-------- ENTRIES --------
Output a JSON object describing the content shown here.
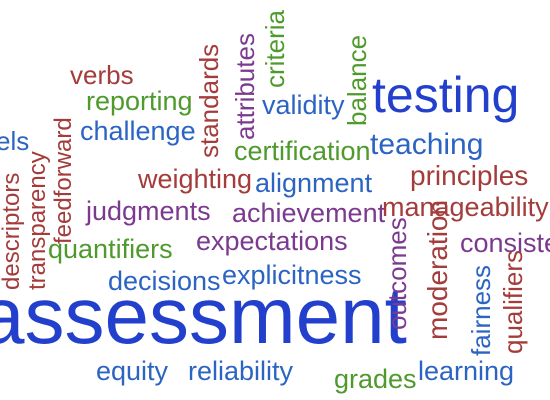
{
  "palette": {
    "blue": "#2c64c4",
    "green": "#4e9a2c",
    "red": "#a33c3a",
    "purple": "#7b3a8f",
    "royal": "#2340cc"
  },
  "words": {
    "testing": "testing",
    "assessment": "assessment",
    "verbs": "verbs",
    "reporting": "reporting",
    "challenge": "challenge",
    "els": "els",
    "feedforward": "feedforward",
    "transparency": "transparency",
    "descriptors": "descriptors",
    "standards": "standards",
    "attributes": "attributes",
    "criteria": "criteria",
    "validity": "validity",
    "balance": "balance",
    "certification": "certification",
    "teaching": "teaching",
    "weighting": "weighting",
    "alignment": "alignment",
    "principles": "principles",
    "judgments": "judgments",
    "achievement": "achievement",
    "manageability": "manageability",
    "quantifiers": "quantifiers",
    "expectations": "expectations",
    "outcomes": "outcomes",
    "moderation": "moderation",
    "consistency": "consiste",
    "decisions": "decisions",
    "explicitness": "explicitness",
    "fairness": "fairness",
    "qualifiers": "qualifiers",
    "equity": "equity",
    "reliability": "reliability",
    "grades": "grades",
    "learning": "learning"
  }
}
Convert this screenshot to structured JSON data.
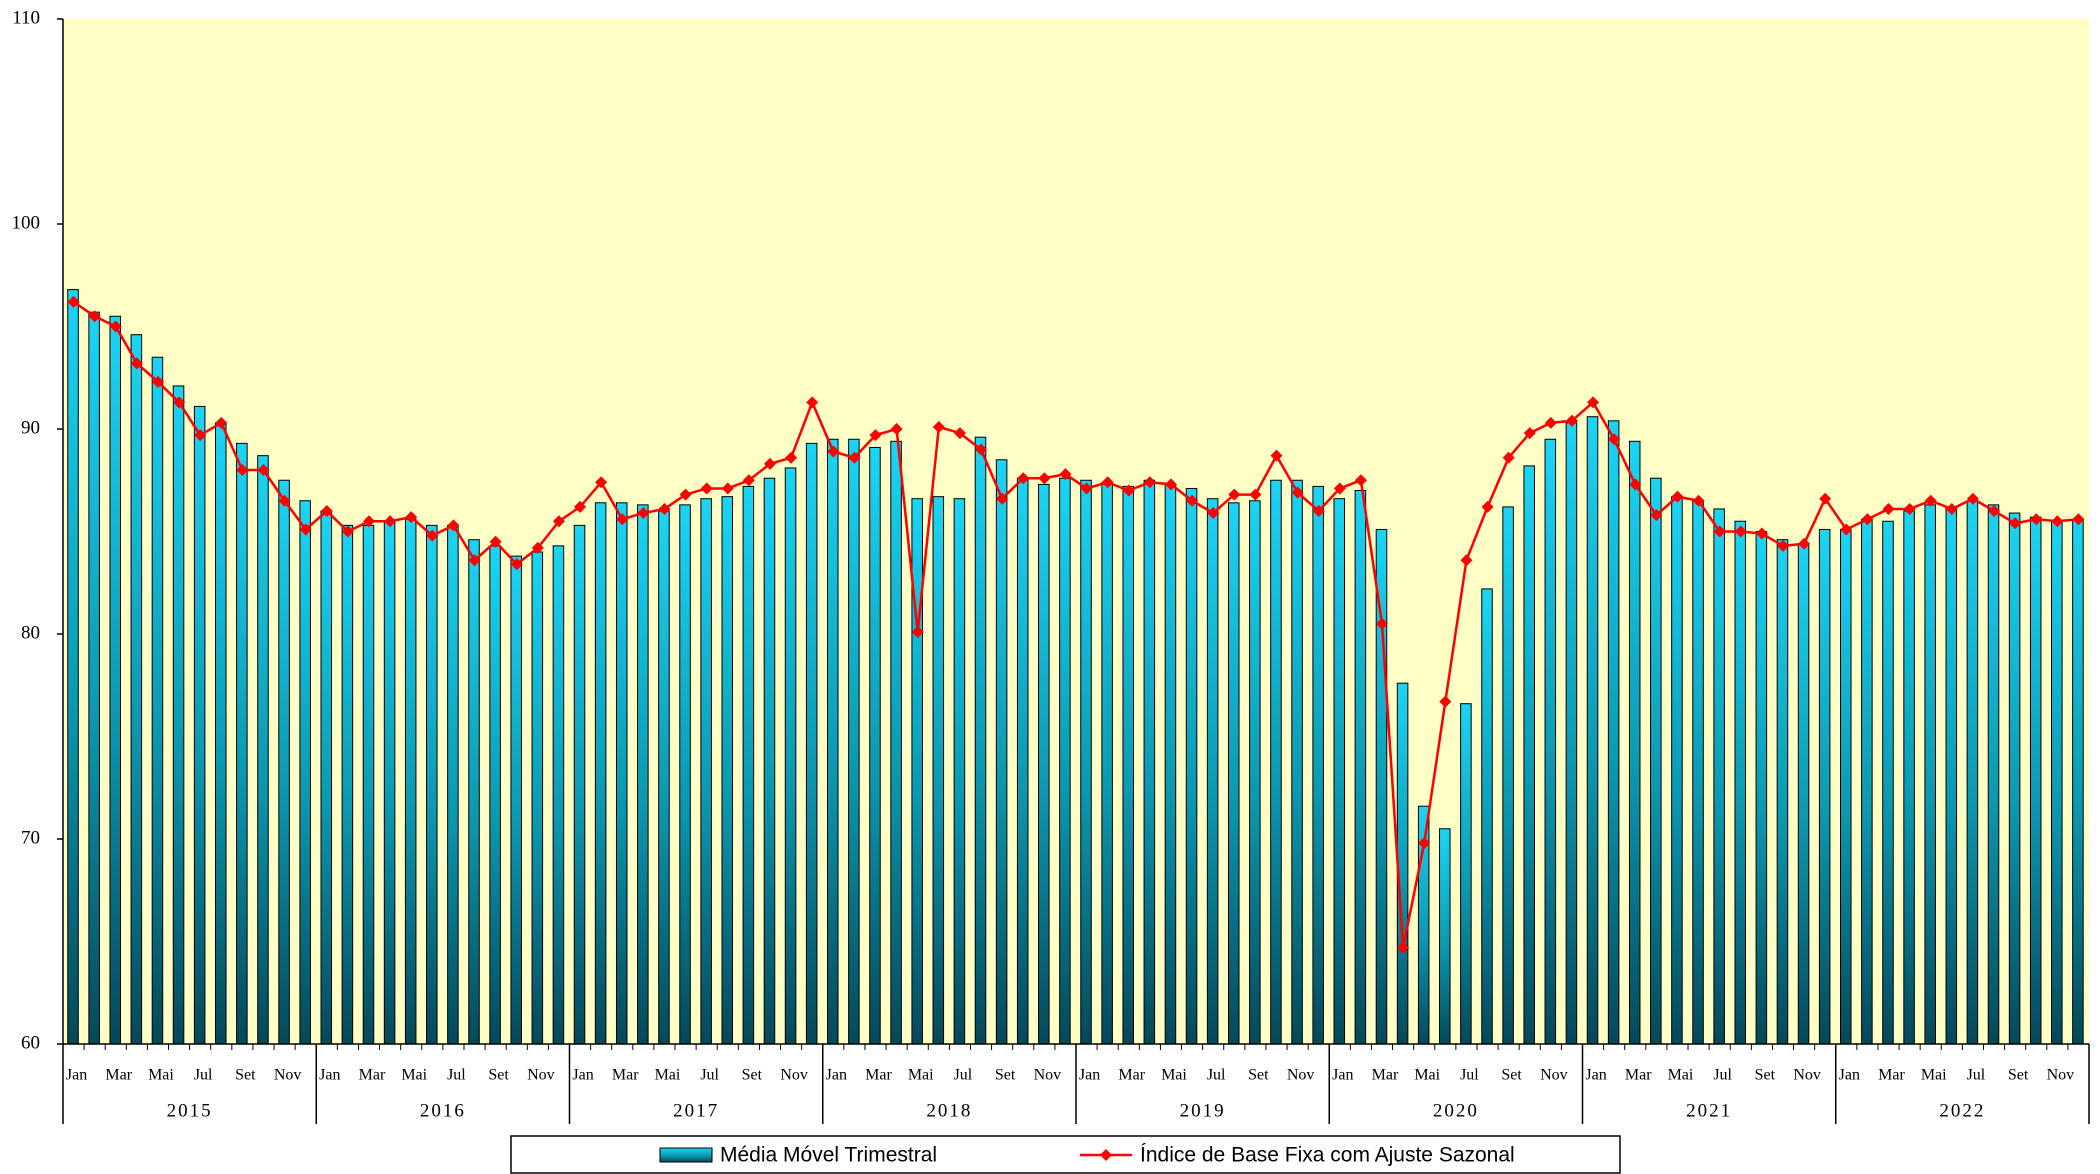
{
  "chart_data": {
    "type": "bar_line",
    "categories": [
      "Jan",
      null,
      "Mar",
      null,
      "Mai",
      null,
      "Jul",
      null,
      "Set",
      null,
      "Nov",
      null,
      "Jan",
      null,
      "Mar",
      null,
      "Mai",
      null,
      "Jul",
      null,
      "Set",
      null,
      "Nov",
      null,
      "Jan",
      null,
      "Mar",
      null,
      "Mai",
      null,
      "Jul",
      null,
      "Set",
      null,
      "Nov",
      null,
      "Jan",
      null,
      "Mar",
      null,
      "Mai",
      null,
      "Jul",
      null,
      "Set",
      null,
      "Nov",
      null,
      "Jan",
      null,
      "Mar",
      null,
      "Mai",
      null,
      "Jul",
      null,
      "Set",
      null,
      "Nov",
      null,
      "Jan",
      null,
      "Mar",
      null,
      "Mai",
      null,
      "Jul",
      null,
      "Set",
      null,
      "Nov",
      null,
      "Jan",
      null,
      "Mar",
      null,
      "Mai",
      null,
      "Jul",
      null,
      "Set",
      null,
      "Nov",
      null,
      "Jan",
      null,
      "Mar",
      null,
      "Mai",
      null,
      "Jul",
      null,
      "Set",
      null,
      "Nov",
      null
    ],
    "years": [
      "2015",
      "2016",
      "2017",
      "2018",
      "2019",
      "2020",
      "2021",
      "2022"
    ],
    "series": [
      {
        "name": "Média Móvel Trimestral",
        "type": "bar",
        "color": "#1cc8ea",
        "values": [
          96.8,
          95.7,
          95.5,
          94.6,
          93.5,
          92.1,
          91.1,
          90.3,
          89.3,
          88.7,
          87.5,
          86.5,
          86.0,
          85.3,
          85.3,
          85.5,
          85.6,
          85.3,
          85.3,
          84.6,
          84.3,
          83.8,
          84.0,
          84.3,
          85.3,
          86.4,
          86.4,
          86.3,
          86.0,
          86.3,
          86.6,
          86.7,
          87.2,
          87.6,
          88.1,
          89.3,
          89.5,
          89.5,
          89.1,
          89.4,
          86.6,
          86.7,
          86.6,
          89.6,
          88.5,
          87.6,
          87.3,
          87.6,
          87.5,
          87.4,
          87.2,
          87.5,
          87.3,
          87.1,
          86.6,
          86.4,
          86.5,
          87.5,
          87.5,
          87.2,
          86.6,
          87.0,
          85.1,
          77.6,
          71.6,
          70.5,
          76.6,
          82.2,
          86.2,
          88.2,
          89.5,
          90.3,
          90.6,
          90.4,
          89.4,
          87.6,
          86.7,
          86.5,
          86.1,
          85.5,
          85.0,
          84.6,
          84.4,
          85.1,
          85.1,
          85.6,
          85.5,
          86.0,
          86.3,
          86.2,
          86.5,
          86.3,
          85.9,
          85.7,
          85.5,
          85.6
        ]
      },
      {
        "name": "Índice de Base Fixa com Ajuste Sazonal",
        "type": "line",
        "color": "#ff0000",
        "values": [
          96.2,
          95.5,
          95.0,
          93.2,
          92.3,
          91.3,
          89.7,
          90.3,
          88.0,
          88.0,
          86.5,
          85.1,
          86.0,
          85.0,
          85.5,
          85.5,
          85.7,
          84.8,
          85.3,
          83.6,
          84.5,
          83.4,
          84.2,
          85.5,
          86.2,
          87.4,
          85.6,
          85.9,
          86.1,
          86.8,
          87.1,
          87.1,
          87.5,
          88.3,
          88.6,
          91.3,
          88.9,
          88.6,
          89.7,
          90.0,
          80.1,
          90.1,
          89.8,
          89.0,
          86.6,
          87.6,
          87.6,
          87.8,
          87.1,
          87.4,
          87.0,
          87.4,
          87.3,
          86.5,
          85.9,
          86.8,
          86.8,
          88.7,
          86.9,
          86.0,
          87.1,
          87.5,
          80.5,
          64.7,
          69.8,
          76.7,
          83.6,
          86.2,
          88.6,
          89.8,
          90.3,
          90.4,
          91.3,
          89.5,
          87.3,
          85.8,
          86.7,
          86.5,
          85.0,
          85.0,
          84.9,
          84.3,
          84.4,
          86.6,
          85.1,
          85.6,
          86.1,
          86.1,
          86.5,
          86.1,
          86.6,
          86.0,
          85.4,
          85.6,
          85.5,
          85.6
        ]
      }
    ],
    "ylim": [
      60,
      110
    ],
    "yticks": [
      60,
      70,
      80,
      90,
      100,
      110
    ],
    "grid": false
  }
}
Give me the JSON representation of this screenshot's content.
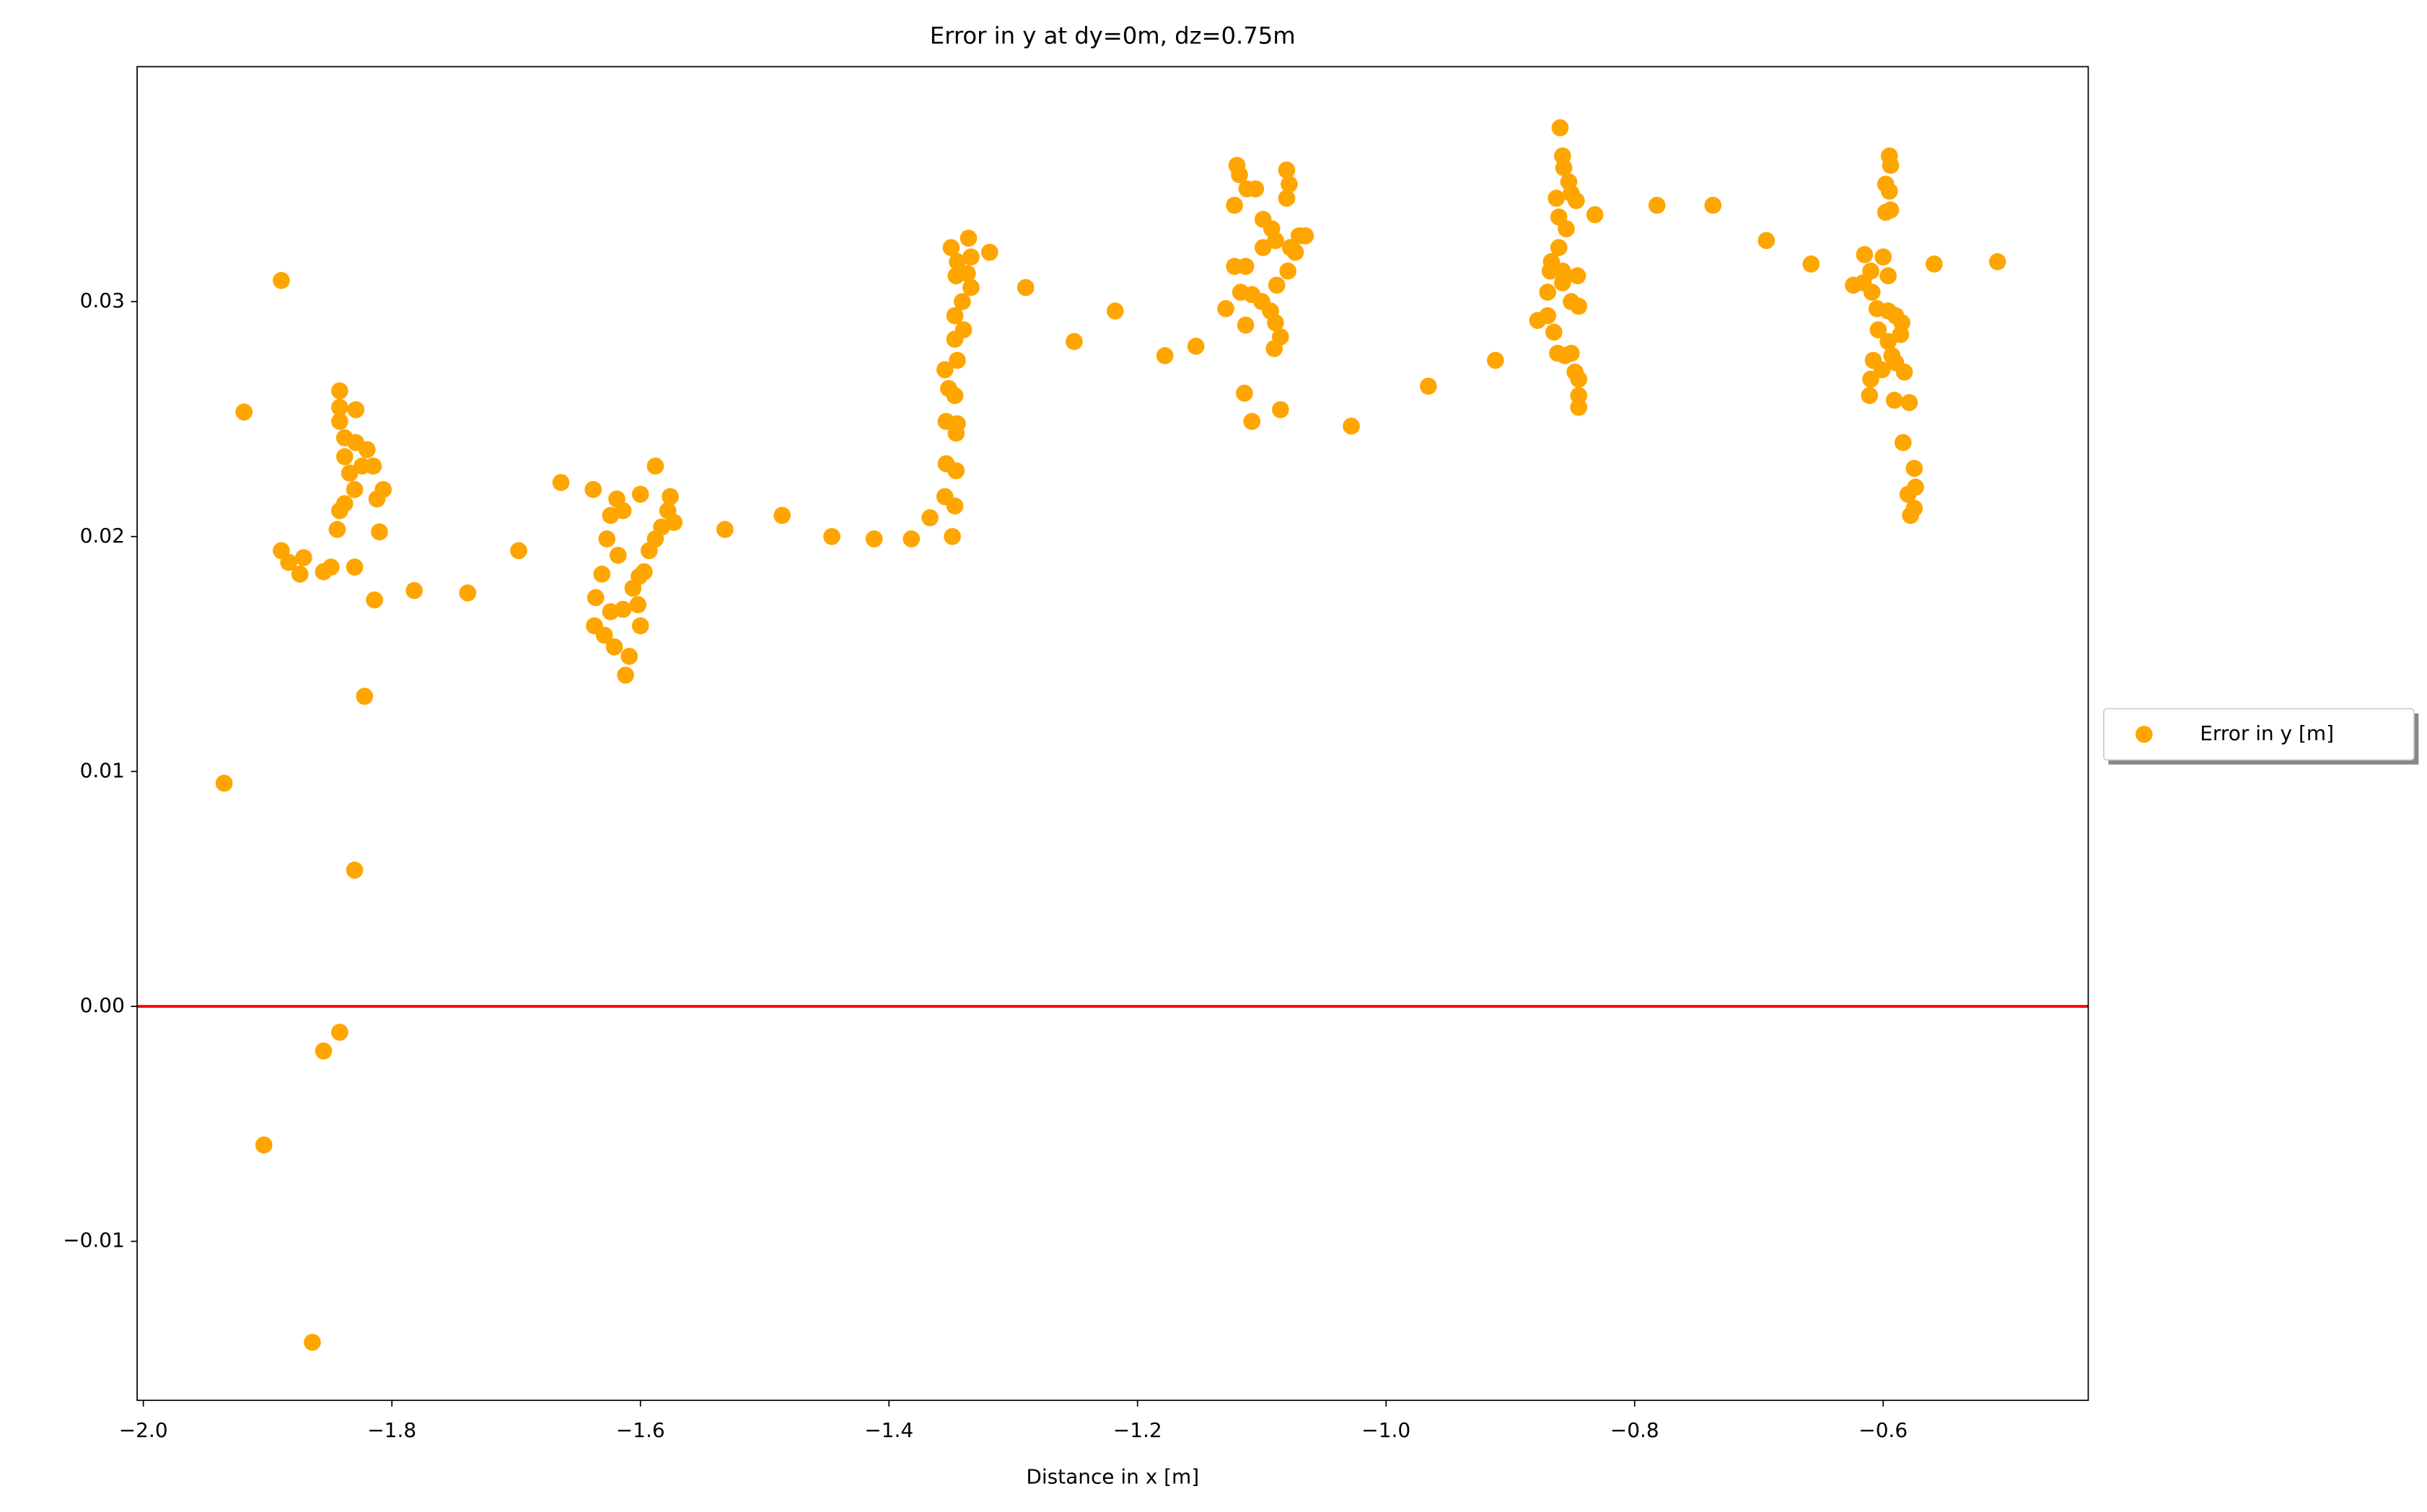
--------
#### [GOAL]
Repeat each record exactly as shown above, dropping all images.

#### [RESULT OF THIS TASK]
Output a JSON object describing the content shown here.
{
  "palette": {
    "blue": "#2c64c4",
    "green": "#4e9a2c",
    "red": "#a33c3a",
    "purple": "#7b3a8f",
    "royal": "#2340cc"
  },
  "words": {
    "testing": "testing",
    "assessment": "assessment",
    "verbs": "verbs",
    "reporting": "reporting",
    "challenge": "challenge",
    "els": "els",
    "feedforward": "feedforward",
    "transparency": "transparency",
    "descriptors": "descriptors",
    "standards": "standards",
    "attributes": "attributes",
    "criteria": "criteria",
    "validity": "validity",
    "balance": "balance",
    "certification": "certification",
    "teaching": "teaching",
    "weighting": "weighting",
    "alignment": "alignment",
    "principles": "principles",
    "judgments": "judgments",
    "achievement": "achievement",
    "manageability": "manageability",
    "quantifiers": "quantifiers",
    "expectations": "expectations",
    "outcomes": "outcomes",
    "moderation": "moderation",
    "consistency": "consiste",
    "decisions": "decisions",
    "explicitness": "explicitness",
    "fairness": "fairness",
    "qualifiers": "qualifiers",
    "equity": "equity",
    "reliability": "reliability",
    "grades": "grades",
    "learning": "learning"
  }
}
Convert this screenshot to structured JSON data.
{
  "chart_data": {
    "type": "bar_line",
    "categories": [
      "Jan",
      null,
      "Mar",
      null,
      "Mai",
      null,
      "Jul",
      null,
      "Set",
      null,
      "Nov",
      null,
      "Jan",
      null,
      "Mar",
      null,
      "Mai",
      null,
      "Jul",
      null,
      "Set",
      null,
      "Nov",
      null,
      "Jan",
      null,
      "Mar",
      null,
      "Mai",
      null,
      "Jul",
      null,
      "Set",
      null,
      "Nov",
      null,
      "Jan",
      null,
      "Mar",
      null,
      "Mai",
      null,
      "Jul",
      null,
      "Set",
      null,
      "Nov",
      null,
      "Jan",
      null,
      "Mar",
      null,
      "Mai",
      null,
      "Jul",
      null,
      "Set",
      null,
      "Nov",
      null,
      "Jan",
      null,
      "Mar",
      null,
      "Mai",
      null,
      "Jul",
      null,
      "Set",
      null,
      "Nov",
      null,
      "Jan",
      null,
      "Mar",
      null,
      "Mai",
      null,
      "Jul",
      null,
      "Set",
      null,
      "Nov",
      null,
      "Jan",
      null,
      "Mar",
      null,
      "Mai",
      null,
      "Jul",
      null,
      "Set",
      null,
      "Nov",
      null
    ],
    "years": [
      "2015",
      "2016",
      "2017",
      "2018",
      "2019",
      "2020",
      "2021",
      "2022"
    ],
    "series": [
      {
        "name": "Média Móvel Trimestral",
        "type": "bar",
        "color": "#1cc8ea",
        "values": [
          96.8,
          95.7,
          95.5,
          94.6,
          93.5,
          92.1,
          91.1,
          90.3,
          89.3,
          88.7,
          87.5,
          86.5,
          86.0,
          85.3,
          85.3,
          85.5,
          85.6,
          85.3,
          85.3,
          84.6,
          84.3,
          83.8,
          84.0,
          84.3,
          85.3,
          86.4,
          86.4,
          86.3,
          86.0,
          86.3,
          86.6,
          86.7,
          87.2,
          87.6,
          88.1,
          89.3,
          89.5,
          89.5,
          89.1,
          89.4,
          86.6,
          86.7,
          86.6,
          89.6,
          88.5,
          87.6,
          87.3,
          87.6,
          87.5,
          87.4,
          87.2,
          87.5,
          87.3,
          87.1,
          86.6,
          86.4,
          86.5,
          87.5,
          87.5,
          87.2,
          86.6,
          87.0,
          85.1,
          77.6,
          71.6,
          70.5,
          76.6,
          82.2,
          86.2,
          88.2,
          89.5,
          90.3,
          90.6,
          90.4,
          89.4,
          87.6,
          86.7,
          86.5,
          86.1,
          85.5,
          85.0,
          84.6,
          84.4,
          85.1,
          85.1,
          85.6,
          85.5,
          86.0,
          86.3,
          86.2,
          86.5,
          86.3,
          85.9,
          85.7,
          85.5,
          85.6
        ]
      },
      {
        "name": "Índice de Base Fixa com Ajuste Sazonal",
        "type": "line",
        "color": "#ff0000",
        "values": [
          96.2,
          95.5,
          95.0,
          93.2,
          92.3,
          91.3,
          89.7,
          90.3,
          88.0,
          88.0,
          86.5,
          85.1,
          86.0,
          85.0,
          85.5,
          85.5,
          85.7,
          84.8,
          85.3,
          83.6,
          84.5,
          83.4,
          84.2,
          85.5,
          86.2,
          87.4,
          85.6,
          85.9,
          86.1,
          86.8,
          87.1,
          87.1,
          87.5,
          88.3,
          88.6,
          91.3,
          88.9,
          88.6,
          89.7,
          90.0,
          80.1,
          90.1,
          89.8,
          89.0,
          86.6,
          87.6,
          87.6,
          87.8,
          87.1,
          87.4,
          87.0,
          87.4,
          87.3,
          86.5,
          85.9,
          86.8,
          86.8,
          88.7,
          86.9,
          86.0,
          87.1,
          87.5,
          80.5,
          64.7,
          69.8,
          76.7,
          83.6,
          86.2,
          88.6,
          89.8,
          90.3,
          90.4,
          91.3,
          89.5,
          87.3,
          85.8,
          86.7,
          86.5,
          85.0,
          85.0,
          84.9,
          84.3,
          84.4,
          86.6,
          85.1,
          85.6,
          86.1,
          86.1,
          86.5,
          86.1,
          86.6,
          86.0,
          85.4,
          85.6,
          85.5,
          85.6
        ]
      }
    ],
    "ylim": [
      60,
      110
    ],
    "yticks": [
      60,
      70,
      80,
      90,
      100,
      110
    ],
    "grid": false
  }
}
Give me the JSON representation of this screenshot's content.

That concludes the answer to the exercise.